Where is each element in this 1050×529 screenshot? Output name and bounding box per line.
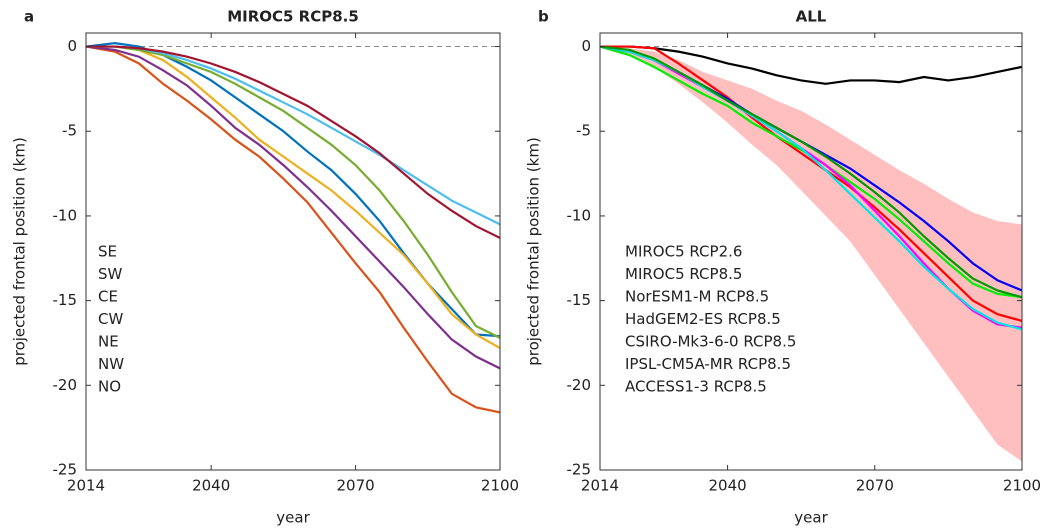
y-tick-label: -20: [53, 376, 78, 394]
series-line: [86, 45, 500, 239]
y-tick-label: 0: [581, 37, 591, 55]
y-tick-label: -10: [53, 206, 78, 224]
y-axis-label: projected frontal position (km): [11, 137, 29, 366]
x-tick-label: 2014: [67, 477, 105, 495]
x-axis-label: year: [794, 509, 828, 527]
plot-area: [86, 42, 500, 414]
chart-title: MIROC5 RCP8.5: [227, 8, 359, 26]
series-line: [600, 45, 1022, 299]
y-tick-label: -20: [567, 376, 592, 394]
x-tick-label: 2100: [481, 477, 519, 495]
series-line: [86, 45, 500, 226]
y-tick-label: -15: [567, 291, 592, 309]
x-tick-label: 2070: [856, 477, 894, 495]
legend-label: CW: [98, 310, 123, 328]
legend-label: HadGEM2-ES RCP8.5: [625, 310, 781, 328]
chart-title: ALL: [796, 8, 827, 26]
axes-frame: [85, 32, 501, 471]
series-line: [600, 45, 1022, 85]
y-tick-label: 0: [67, 37, 77, 55]
x-tick-label: 2040: [708, 477, 746, 495]
legend-label: CSIRO-Mk3-6-0 RCP8.5: [625, 333, 796, 351]
x-axis-label: year: [276, 509, 310, 527]
x-tick-label: 2100: [1003, 477, 1041, 495]
x-tick-label: 2014: [581, 477, 619, 495]
legend-label: NorESM1-M RCP8.5: [625, 288, 769, 306]
panel-label: b: [538, 8, 549, 26]
series-line: [600, 45, 1022, 323]
legend-label: ACCESS1-3 RCP8.5: [625, 378, 767, 396]
legend-label: SW: [98, 265, 123, 283]
y-tick-label: -25: [53, 461, 78, 479]
plot-area: [600, 45, 1022, 462]
legend-label: NW: [98, 355, 124, 373]
legend-label: MIROC5 RCP2.6: [625, 243, 742, 261]
legend-label: MIROC5 RCP8.5: [625, 265, 742, 283]
legend-label: CE: [98, 288, 118, 306]
panel-label: a: [24, 8, 34, 26]
y-axis-label: projected frontal position (km): [525, 137, 543, 366]
legend-label: NO: [98, 378, 121, 396]
y-tick-label: -5: [576, 122, 591, 140]
legend-label: IPSL-CM5A-MR RCP8.5: [625, 355, 791, 373]
legend-label: NE: [98, 333, 119, 351]
series-line: [86, 45, 500, 350]
x-tick-label: 2070: [336, 477, 374, 495]
y-tick-label: -10: [567, 206, 592, 224]
series-line: [86, 45, 500, 370]
x-tick-label: 2040: [192, 477, 230, 495]
axes-frame: [599, 32, 1023, 471]
series-line: [86, 45, 500, 339]
legend-label: SE: [98, 243, 117, 261]
y-tick-label: -5: [62, 122, 77, 140]
series-line: [86, 45, 500, 414]
y-tick-label: -15: [53, 291, 78, 309]
y-tick-label: -25: [567, 461, 592, 479]
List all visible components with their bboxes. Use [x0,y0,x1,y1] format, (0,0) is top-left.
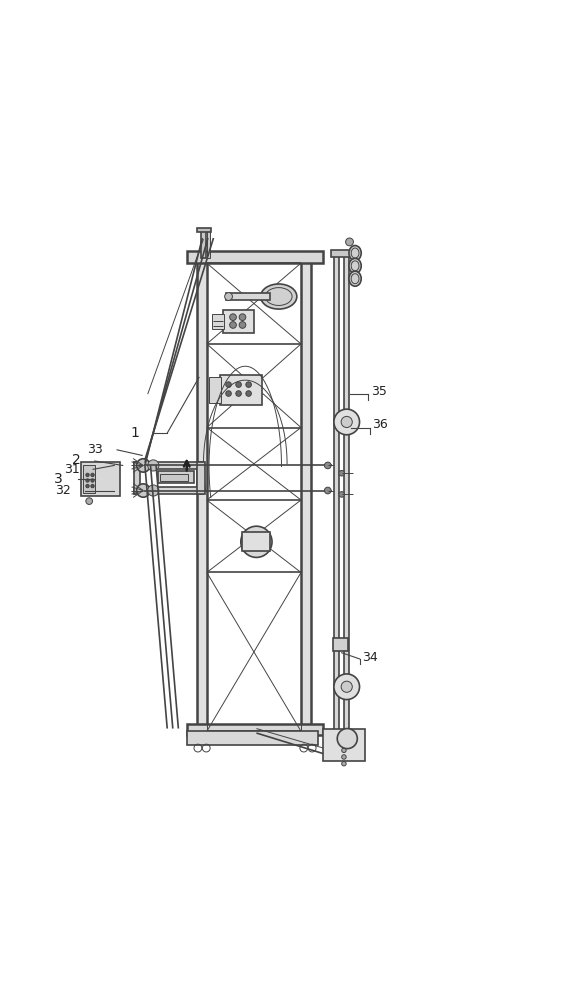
# # #
=== WHAT IS ASKED ===
Can you give the stretch from the line containing "y-tick-label: -20: [53, 376, 78, 394]" through the line containing "plot-area: [86, 42, 500, 414]" again, switching "y-tick-label" to "vertical-tick-label" and leaving everything else as it is?

=== EXERCISE OUTPUT ===
vertical-tick-label: -20: [53, 376, 78, 394]
series-line: [86, 45, 500, 239]
vertical-tick-label: 0: [581, 37, 591, 55]
vertical-tick-label: -10: [53, 206, 78, 224]
y-axis-label: projected frontal position (km): [11, 137, 29, 366]
x-tick-label: 2014: [67, 477, 105, 495]
x-axis-label: year: [794, 509, 828, 527]
plot-area: [86, 42, 500, 414]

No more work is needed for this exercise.